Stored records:
## Begin

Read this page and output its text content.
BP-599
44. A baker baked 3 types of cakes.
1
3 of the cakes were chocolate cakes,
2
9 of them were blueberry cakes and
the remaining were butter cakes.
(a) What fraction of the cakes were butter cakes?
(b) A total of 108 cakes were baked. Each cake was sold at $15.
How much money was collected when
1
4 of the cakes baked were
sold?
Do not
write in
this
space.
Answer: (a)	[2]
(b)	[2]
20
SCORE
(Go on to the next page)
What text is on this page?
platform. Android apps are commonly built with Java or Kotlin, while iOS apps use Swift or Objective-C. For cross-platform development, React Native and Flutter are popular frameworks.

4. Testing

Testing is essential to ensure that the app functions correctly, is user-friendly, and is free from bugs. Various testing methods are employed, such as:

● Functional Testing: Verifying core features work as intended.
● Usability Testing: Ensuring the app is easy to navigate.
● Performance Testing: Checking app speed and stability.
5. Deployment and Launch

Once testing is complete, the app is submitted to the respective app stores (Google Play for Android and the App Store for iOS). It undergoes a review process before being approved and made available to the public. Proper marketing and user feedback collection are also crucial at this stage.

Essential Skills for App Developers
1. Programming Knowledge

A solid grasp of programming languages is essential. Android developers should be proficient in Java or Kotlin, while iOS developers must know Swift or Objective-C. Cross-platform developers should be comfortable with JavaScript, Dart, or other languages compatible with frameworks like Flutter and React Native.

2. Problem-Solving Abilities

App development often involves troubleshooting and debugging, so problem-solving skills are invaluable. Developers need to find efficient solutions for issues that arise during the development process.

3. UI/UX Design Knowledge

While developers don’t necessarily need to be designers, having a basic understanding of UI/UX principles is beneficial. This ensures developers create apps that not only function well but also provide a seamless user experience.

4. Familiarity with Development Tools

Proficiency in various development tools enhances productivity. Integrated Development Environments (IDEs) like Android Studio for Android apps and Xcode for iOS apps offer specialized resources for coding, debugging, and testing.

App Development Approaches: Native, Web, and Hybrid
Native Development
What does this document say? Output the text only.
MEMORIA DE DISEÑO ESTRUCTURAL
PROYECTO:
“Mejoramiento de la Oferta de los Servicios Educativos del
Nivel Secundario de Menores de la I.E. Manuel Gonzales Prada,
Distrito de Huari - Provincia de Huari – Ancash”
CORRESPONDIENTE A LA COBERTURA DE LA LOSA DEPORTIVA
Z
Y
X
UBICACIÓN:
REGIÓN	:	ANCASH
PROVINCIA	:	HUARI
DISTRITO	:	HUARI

## End

## Short task
Take the lines from the one containing "What does this" to the last line of the material above and write them out exactly.

## In response
What does this document say? Output the text only.
MEMORIA DE DISEÑO ESTRUCTURAL
PROYECTO:
“Mejoramiento de la Oferta de los Servicios Educativos del
Nivel Secundario de Menores de la I.E. Manuel Gonzales Prada,
Distrito de Huari - Provincia de Huari – Ancash”
CORRESPONDIENTE A LA COBERTURA DE LA LOSA DEPORTIVA
Z
Y
X
UBICACIÓN:
REGIÓN	:	ANCASH
PROVINCIA	:	HUARI
DISTRITO	:	HUARI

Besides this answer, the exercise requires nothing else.